(Data listing)
★ ★ ★ ★ ★
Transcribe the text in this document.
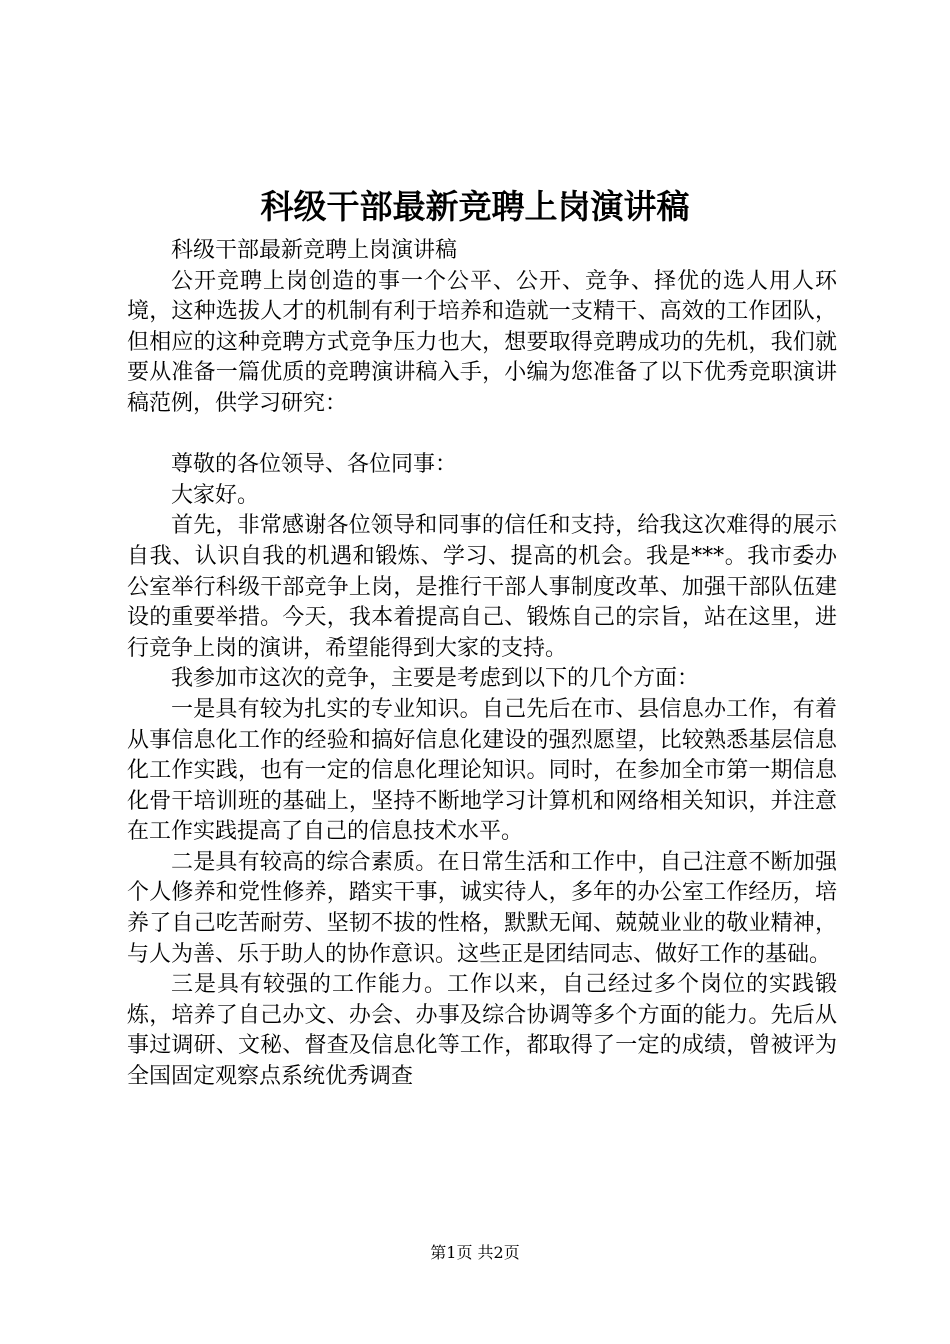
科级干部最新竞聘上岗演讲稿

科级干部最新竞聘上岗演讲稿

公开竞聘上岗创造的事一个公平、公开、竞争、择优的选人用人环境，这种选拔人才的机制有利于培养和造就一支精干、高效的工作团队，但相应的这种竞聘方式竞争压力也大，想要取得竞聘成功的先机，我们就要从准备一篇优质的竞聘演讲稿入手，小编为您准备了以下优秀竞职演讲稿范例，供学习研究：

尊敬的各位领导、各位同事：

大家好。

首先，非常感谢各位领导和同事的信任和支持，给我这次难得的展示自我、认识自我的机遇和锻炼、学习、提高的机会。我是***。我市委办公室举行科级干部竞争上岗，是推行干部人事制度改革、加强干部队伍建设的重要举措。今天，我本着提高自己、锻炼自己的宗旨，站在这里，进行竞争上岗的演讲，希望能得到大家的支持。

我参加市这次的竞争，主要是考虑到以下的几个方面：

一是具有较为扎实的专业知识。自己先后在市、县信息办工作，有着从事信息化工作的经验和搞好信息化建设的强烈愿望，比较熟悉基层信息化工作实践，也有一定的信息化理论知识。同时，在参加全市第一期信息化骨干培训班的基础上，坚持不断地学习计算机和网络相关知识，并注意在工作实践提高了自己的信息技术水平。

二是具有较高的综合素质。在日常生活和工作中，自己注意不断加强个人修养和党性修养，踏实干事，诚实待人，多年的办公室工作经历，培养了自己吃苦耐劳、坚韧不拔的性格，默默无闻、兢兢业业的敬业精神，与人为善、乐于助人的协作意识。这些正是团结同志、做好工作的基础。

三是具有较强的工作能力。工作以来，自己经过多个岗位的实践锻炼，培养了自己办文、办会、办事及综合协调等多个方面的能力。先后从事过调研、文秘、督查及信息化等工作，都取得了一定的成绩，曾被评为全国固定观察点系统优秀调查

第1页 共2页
★ ★ ★ ★ ★
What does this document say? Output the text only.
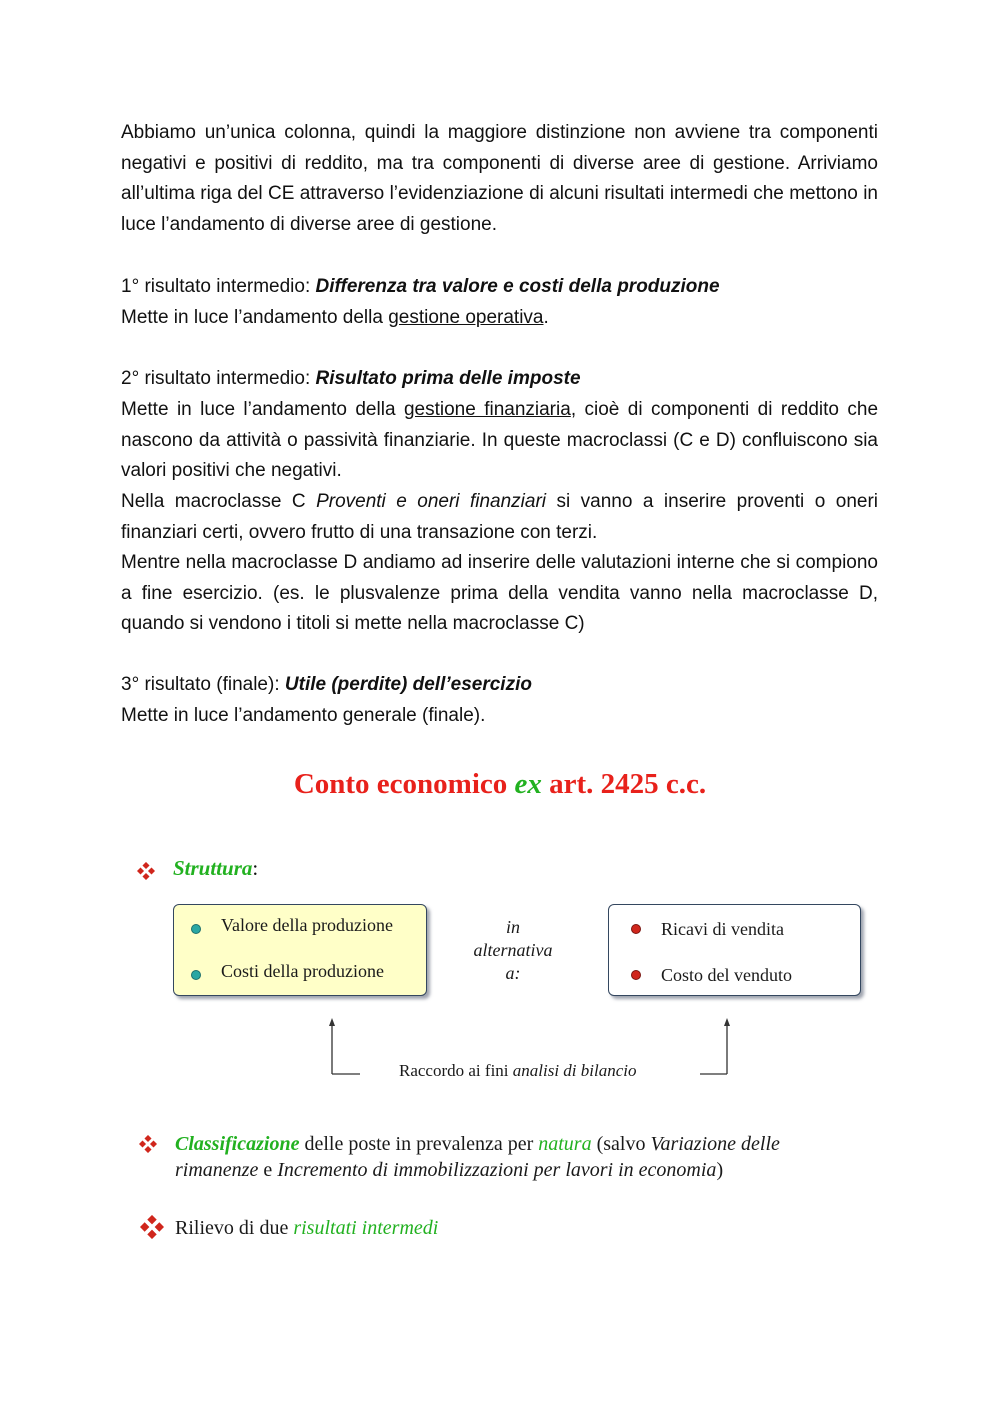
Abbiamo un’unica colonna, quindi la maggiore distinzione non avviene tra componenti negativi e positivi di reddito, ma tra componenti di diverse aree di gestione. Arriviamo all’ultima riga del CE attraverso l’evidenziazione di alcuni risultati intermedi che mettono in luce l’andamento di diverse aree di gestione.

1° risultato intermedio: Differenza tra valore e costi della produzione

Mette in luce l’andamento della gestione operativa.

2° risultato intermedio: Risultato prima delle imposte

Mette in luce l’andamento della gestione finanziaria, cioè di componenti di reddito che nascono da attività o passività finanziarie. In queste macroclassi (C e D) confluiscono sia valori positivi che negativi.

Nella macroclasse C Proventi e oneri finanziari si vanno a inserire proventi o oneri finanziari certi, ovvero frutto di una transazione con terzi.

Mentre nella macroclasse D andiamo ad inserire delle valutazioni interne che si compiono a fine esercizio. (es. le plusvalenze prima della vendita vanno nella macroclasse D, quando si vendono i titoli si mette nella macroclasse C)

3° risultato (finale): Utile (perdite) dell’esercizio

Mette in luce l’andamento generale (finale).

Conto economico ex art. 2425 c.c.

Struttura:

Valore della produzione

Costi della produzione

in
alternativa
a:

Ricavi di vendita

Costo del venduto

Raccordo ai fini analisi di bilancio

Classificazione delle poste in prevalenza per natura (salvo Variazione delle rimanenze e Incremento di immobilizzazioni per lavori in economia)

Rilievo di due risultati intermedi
★ ★ ★ ★ ★
Extract from the material all lines containing the string "text".

Transcribe the text in this document.
What does this document say? Output the text only.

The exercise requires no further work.